▶ **PROMPT**
Go to the line containing "Transcribe the text in this document." below; retype it and all following lines exactly, and leave out the pictures.

▶ **RAW RECORDS**
##############################
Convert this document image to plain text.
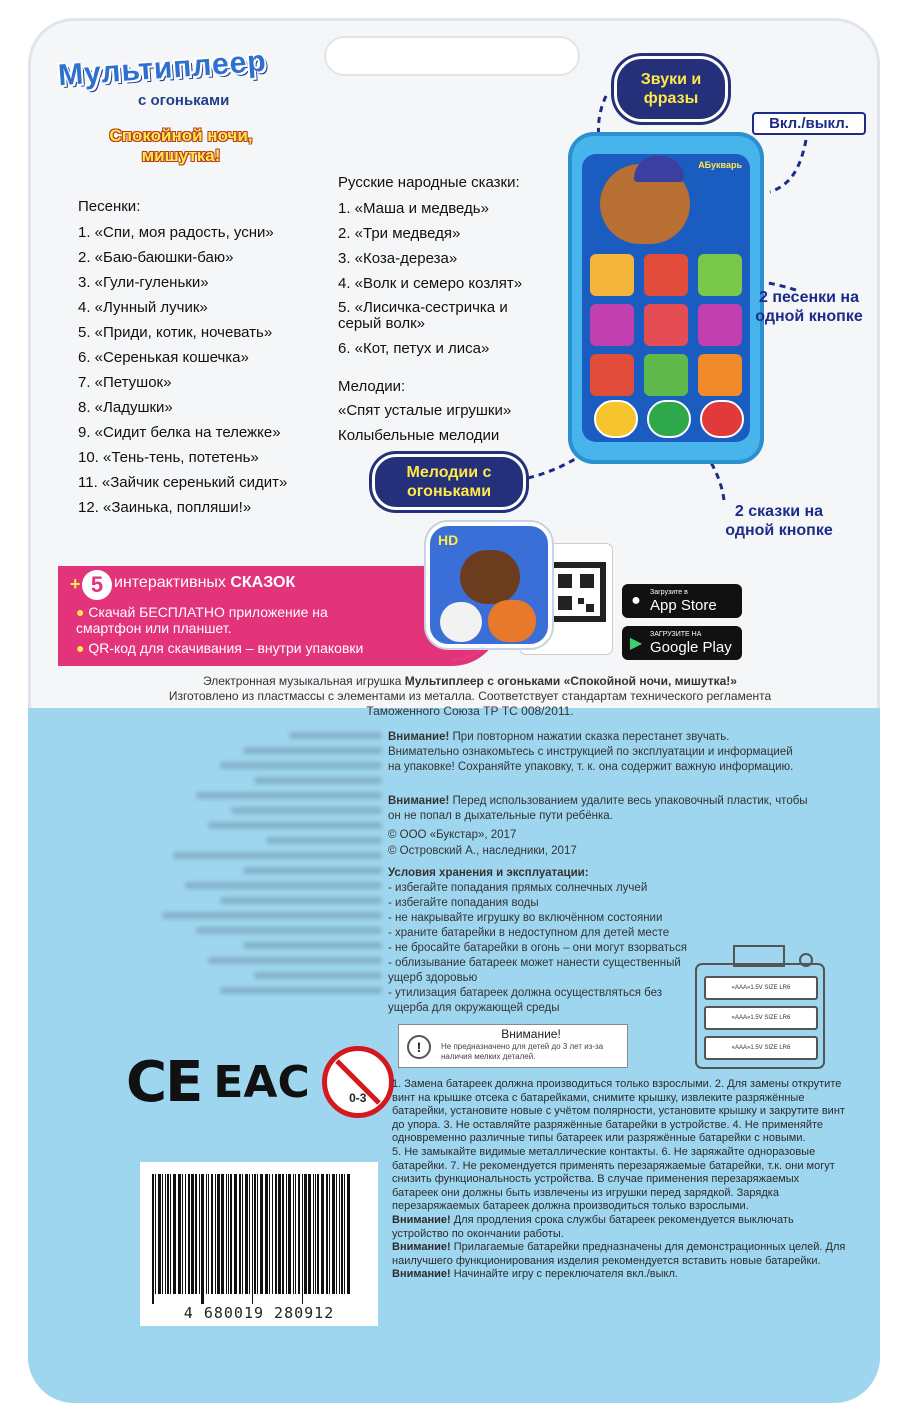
Мультиплеер
с огоньками
Спокойной ночи, мишутка!
Песенки:
1. «Спи, моя радость, усни»
2. «Баю-баюшки-баю»
3. «Гули-гуленьки»
4. «Лунный лучик»
5. «Приди, котик, ночевать»
6. «Серенькая кошечка»
7. «Петушок»
8. «Ладушки»
9. «Сидит белка на тележке»
10. «Тень-тень, потетень»
11. «Зайчик серенький сидит»
12. «Заинька, попляши!»
Русские народные сказки:
1. «Маша и медведь»
2. «Три медведя»
3. «Коза-дереза»
4. «Волк и семеро козлят»
5. «Лисичка-сестричка и серый волк»
6. «Кот, петух и лиса»
Мелодии:
«Спят усталые игрушки»
Колыбельные мелодии
АБукварь
Звуки и фразы
Вкл./выкл.
2 песенки на одной кнопке
2 сказки на одной кнопке
Мелодии с огоньками
+ 5 интерактивных СКАЗОК
● Скачай БЕСПЛАТНО приложение на смартфон или планшет.
● QR-код для скачивания – внутри упаковки
HD
●	Загрузите в
App Store
▶
ЗАГРУЗИТЕ НА
Google Play
Электронная музыкальная игрушка Мультиплеер с огоньками «Спокойной ночи, мишутка!»
Изготовлено из пластмассы с элементами из металла. Соответствует стандартам технического регламента
Таможенного Союза ТР ТС 008/2011.
Внимание! При повторном нажатии сказка перестанет звучать. Внимательно ознакомьтесь с инструкцией по эксплуатации и информацией на упаковке! Сохраняйте упаковку, т. к. она содержит важную информацию.
Внимание! Перед использованием удалите весь упаковочный пластик, чтобы он не попал в дыхательные пути ребёнка.
© ООО «Букстар», 2017
© Островский А., наследники, 2017
Условия хранения и эксплуатации:
- избегайте попадания прямых солнечных лучей
- избегайте попадания воды
- не накрывайте игрушку во включённом состоянии
- храните батарейки в недоступном для детей месте
- не бросайте батарейки в огонь – они могут взорваться
- облизывание батареек может нанести существенный ущерб здоровью
- утилизация батареек должна осуществляться без ущерба для окружающей среды
!
Внимание!
Не предназначено для детей до 3 лет из-за наличия мелких деталей.
«AAA»1.5V SIZE LR6
«AAA»1.5V SIZE LR6
«AAA»1.5V SIZE LR6
CE EAC	0-3
4 680019 280912

1. Замена батареек должна производиться только взрослыми. 2. Для замены открутите винт на крышке отсека с батарейками, снимите крышку, извлеките разряжённые батарейки, установите новые с учётом полярности, установите крышку и закрутите винт до упора. 3. Не оставляйте разряжённые батарейки в устройстве. 4. Не применяйте одновременно различные типы батареек или разряжённые батарейки с новыми.

5. Не замыкайте видимые металлические контакты. 6. Не заряжайте одноразовые батарейки. 7. Не рекомендуется применять перезаряжаемые батарейки, т.к. они могут снизить функциональность устройства. В случае применения перезаряжаемых батареек они должны быть извлечены из игрушки перед зарядкой. Зарядка перезаряжаемых батареек должна производиться только взрослыми.

Внимание! Для продления срока службы батареек рекомендуется выключать устройство по окончании работы.

Внимание! Прилагаемые батарейки предназначены для демонстрационных целей. Для наилучшего функционирования изделия рекомендуется вставить новые батарейки.

Внимание! Начинайте игру с переключателя вкл./выкл.
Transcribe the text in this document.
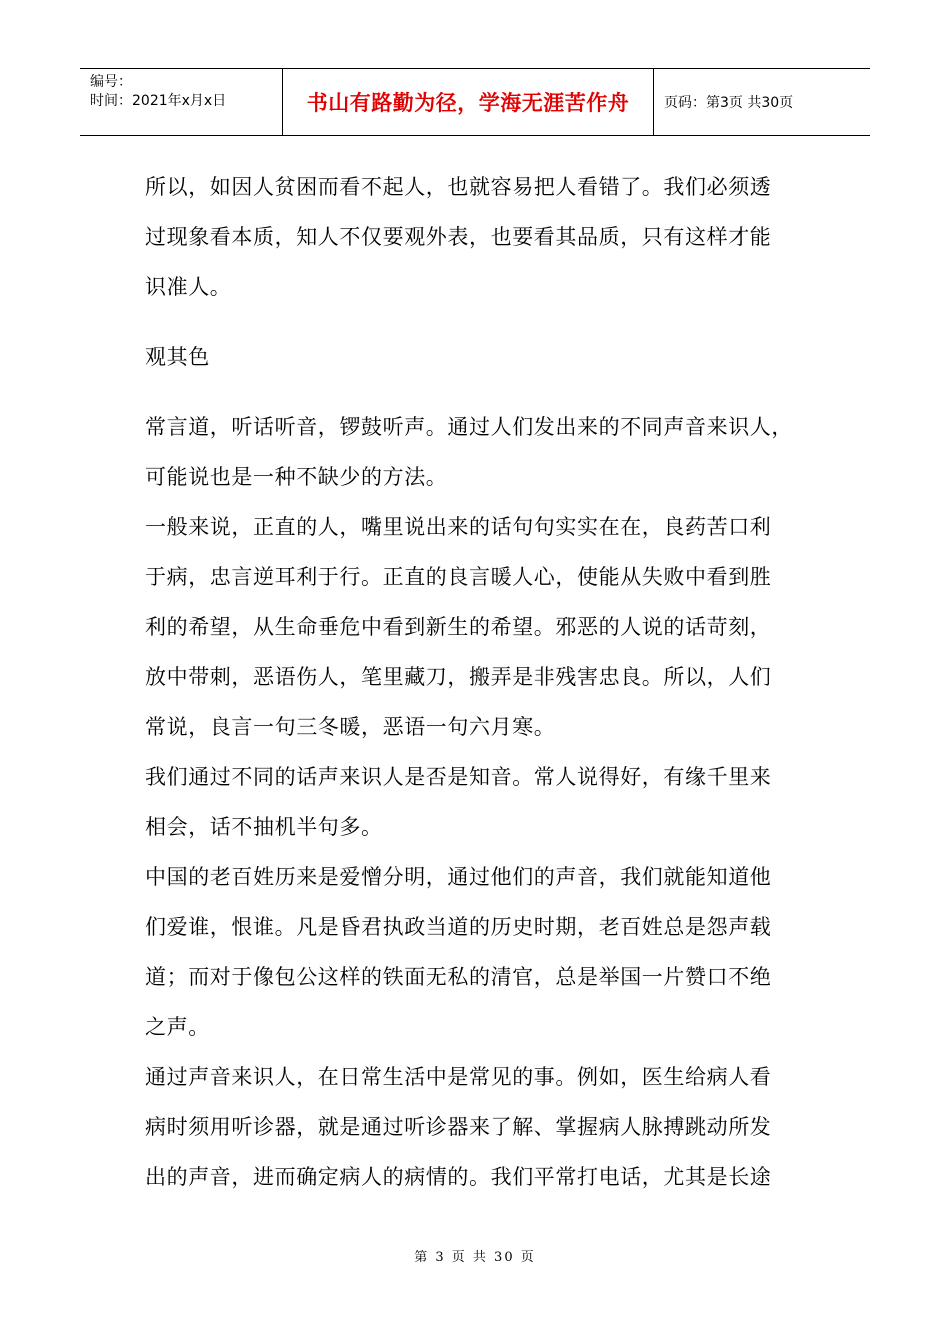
编号：
时间：2021年x月x日	书山有路勤为径，学海无涯苦作舟	页码：第3页 共30页

所以，如因人贫困而看不起人，也就容易把人看错了。我们必须透

过现象看本质，知人不仅要观外表，也要看其品质，只有这样才能

识准人。

观其色

常言道，听话听音，锣鼓听声。通过人们发出来的不同声音来识人，

可能说也是一种不缺少的方法。

一般来说，正直的人，嘴里说出来的话句句实实在在，良药苦口利

于病，忠言逆耳利于行。正直的良言暖人心，使能从失败中看到胜

利的希望，从生命垂危中看到新生的希望。邪恶的人说的话苛刻，

放中带刺，恶语伤人，笔里藏刀，搬弄是非残害忠良。所以，人们

常说，良言一句三冬暖，恶语一句六月寒。

我们通过不同的话声来识人是否是知音。常人说得好，有缘千里来

相会，话不抽机半句多。

中国的老百姓历来是爱憎分明，通过他们的声音，我们就能知道他

们爱谁，恨谁。凡是昏君执政当道的历史时期，老百姓总是怨声载

道；而对于像包公这样的铁面无私的清官，总是举国一片赞口不绝

之声。

通过声音来识人，在日常生活中是常见的事。例如，医生给病人看

病时须用听诊器，就是通过听诊器来了解、掌握病人脉搏跳动所发

出的声音，进而确定病人的病情的。我们平常打电话，尤其是长途

第 3 页 共 30 页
##############################
▶ **OUTPUT BELOW**
Transcribe the text in this document.
编号：
时间：2021年x月x日	书山有路勤为径，学海无涯苦作舟	页码：第3页 共30页

所以，如因人贫困而看不起人，也就容易把人看错了。我们必须透

过现象看本质，知人不仅要观外表，也要看其品质，只有这样才能

识准人。

观其色

常言道，听话听音，锣鼓听声。通过人们发出来的不同声音来识人，

可能说也是一种不缺少的方法。

一般来说，正直的人，嘴里说出来的话句句实实在在，良药苦口利

于病，忠言逆耳利于行。正直的良言暖人心，使能从失败中看到胜

利的希望，从生命垂危中看到新生的希望。邪恶的人说的话苛刻，

放中带刺，恶语伤人，笔里藏刀，搬弄是非残害忠良。所以，人们

常说，良言一句三冬暖，恶语一句六月寒。

我们通过不同的话声来识人是否是知音。常人说得好，有缘千里来

相会，话不抽机半句多。

中国的老百姓历来是爱憎分明，通过他们的声音，我们就能知道他

们爱谁，恨谁。凡是昏君执政当道的历史时期，老百姓总是怨声载

道；而对于像包公这样的铁面无私的清官，总是举国一片赞口不绝

之声。

通过声音来识人，在日常生活中是常见的事。例如，医生给病人看

病时须用听诊器，就是通过听诊器来了解、掌握病人脉搏跳动所发

出的声音，进而确定病人的病情的。我们平常打电话，尤其是长途

第 3 页 共 30 页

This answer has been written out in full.